**PROBLEM**
Each entry below is to be given again word for word, with no pictures.

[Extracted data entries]
+++++

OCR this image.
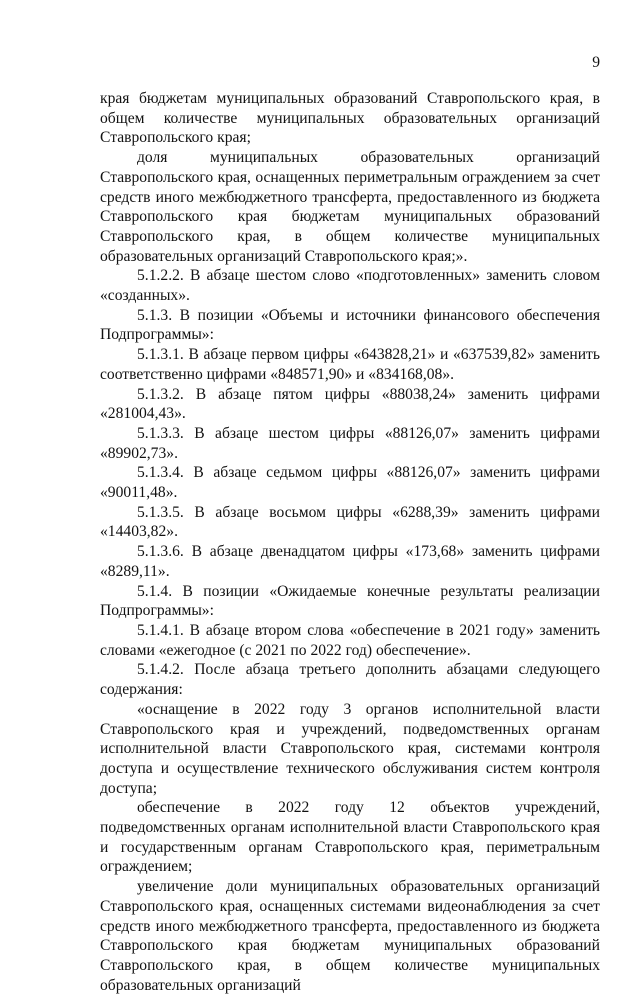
9

края бюджетам муниципальных образований Ставропольского края, в общем количестве муниципальных образовательных организаций Ставропольского края;

доля муниципальных образовательных организаций Ставропольского края, оснащенных периметральным ограждением за счет средств иного межбюджетного трансферта, предоставленного из бюджета Ставропольского края бюджетам муниципальных образований Ставропольского края, в общем количестве муниципальных образовательных организаций Ставропольского края;».

5.1.2.2. В абзаце шестом слово «подготовленных» заменить словом «созданных».

5.1.3. В позиции «Объемы и источники финансового обеспечения Подпрограммы»:

5.1.3.1. В абзаце первом цифры «643828,21» и «637539,82» заменить соответственно цифрами «848571,90» и «834168,08».

5.1.3.2. В абзаце пятом цифры «88038,24» заменить цифрами «281004,43».

5.1.3.3. В абзаце шестом цифры «88126,07» заменить цифрами «89902,73».

5.1.3.4. В абзаце седьмом цифры «88126,07» заменить цифрами «90011,48».

5.1.3.5. В абзаце восьмом цифры «6288,39» заменить цифрами «14403,82».

5.1.3.6. В абзаце двенадцатом цифры «173,68» заменить цифрами «8289,11».

5.1.4. В позиции «Ожидаемые конечные результаты реализации Подпрограммы»:

5.1.4.1. В абзаце втором слова «обеспечение в 2021 году» заменить словами «ежегодное (с 2021 по 2022 год) обеспечение».

5.1.4.2. После абзаца третьего дополнить абзацами следующего содержания:

«оснащение в 2022 году 3 органов исполнительной власти Ставропольского края и учреждений, подведомственных органам исполнительной власти Ставропольского края, системами контроля доступа и осуществление технического обслуживания систем контроля доступа;

обеспечение в 2022 году 12 объектов учреждений, подведомственных органам исполнительной власти Ставропольского края и государственным органам Ставропольского края, периметральным ограждением;

увеличение доли муниципальных образовательных организаций Ставропольского края, оснащенных системами видеонаблюдения за счет средств иного межбюджетного трансферта, предоставленного из бюджета Ставропольского края бюджетам муниципальных образований Ставропольского края, в общем количестве муниципальных образовательных организаций
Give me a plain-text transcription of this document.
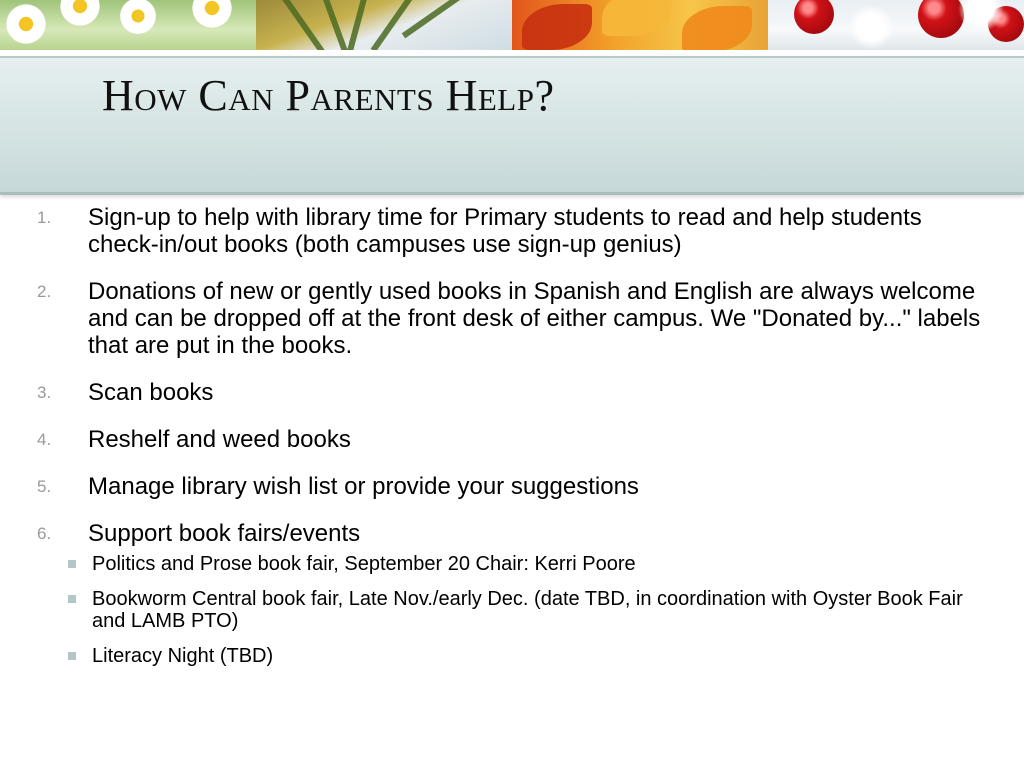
How Can Parents Help?
1.	Sign-up to help with library time for Primary students to read and help students check-in/out books (both campuses use sign-up genius)
2.	Donations of new or gently used books in Spanish and English are always welcome and can be dropped off at the front desk of either campus. We "Donated by..." labels that are put in the books.
3.	Scan books
4.	Reshelf and weed books
5.	Manage library wish list or provide your suggestions
6.	Support book fairs/events
Politics and Prose book fair, September 20 Chair: Kerri Poore
Bookworm Central book fair, Late Nov./early Dec. (date TBD, in coordination with Oyster Book Fair and LAMB PTO)
Literacy Night (TBD)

+++++

**EXPECTED OUTPUT**
OCR this image.
9

края бюджетам муниципальных образований Ставропольского края, в общем количестве муниципальных образовательных организаций Ставропольского края;

доля муниципальных образовательных организаций Ставропольского края, оснащенных периметральным ограждением за счет средств иного межбюджетного трансферта, предоставленного из бюджета Ставропольского края бюджетам муниципальных образований Ставропольского края, в общем количестве муниципальных образовательных организаций Ставропольского края;».

5.1.2.2. В абзаце шестом слово «подготовленных» заменить словом «созданных».

5.1.3. В позиции «Объемы и источники финансового обеспечения Подпрограммы»:

5.1.3.1. В абзаце первом цифры «643828,21» и «637539,82» заменить соответственно цифрами «848571,90» и «834168,08».

5.1.3.2. В абзаце пятом цифры «88038,24» заменить цифрами «281004,43».

5.1.3.3. В абзаце шестом цифры «88126,07» заменить цифрами «89902,73».

5.1.3.4. В абзаце седьмом цифры «88126,07» заменить цифрами «90011,48».

5.1.3.5. В абзаце восьмом цифры «6288,39» заменить цифрами «14403,82».

5.1.3.6. В абзаце двенадцатом цифры «173,68» заменить цифрами «8289,11».

5.1.4. В позиции «Ожидаемые конечные результаты реализации Подпрограммы»:

5.1.4.1. В абзаце втором слова «обеспечение в 2021 году» заменить словами «ежегодное (с 2021 по 2022 год) обеспечение».

5.1.4.2. После абзаца третьего дополнить абзацами следующего содержания:

«оснащение в 2022 году 3 органов исполнительной власти Ставропольского края и учреждений, подведомственных органам исполнительной власти Ставропольского края, системами контроля доступа и осуществление технического обслуживания систем контроля доступа;

обеспечение в 2022 году 12 объектов учреждений, подведомственных органам исполнительной власти Ставропольского края и государственным органам Ставропольского края, периметральным ограждением;

увеличение доли муниципальных образовательных организаций Ставропольского края, оснащенных системами видеонаблюдения за счет средств иного межбюджетного трансферта, предоставленного из бюджета Ставропольского края бюджетам муниципальных образований Ставропольского края, в общем количестве муниципальных образовательных организаций
Give me a plain-text transcription of this document.
How Can Parents Help?
1.	Sign-up to help with library time for Primary students to read and help students check-in/out books (both campuses use sign-up genius)
2.	Donations of new or gently used books in Spanish and English are always welcome and can be dropped off at the front desk of either campus. We "Donated by..." labels that are put in the books.
3.	Scan books
4.	Reshelf and weed books
5.	Manage library wish list or provide your suggestions
6.	Support book fairs/events
Politics and Prose book fair, September 20 Chair: Kerri Poore
Bookworm Central book fair, Late Nov./early Dec. (date TBD, in coordination with Oyster Book Fair and LAMB PTO)
Literacy Night (TBD)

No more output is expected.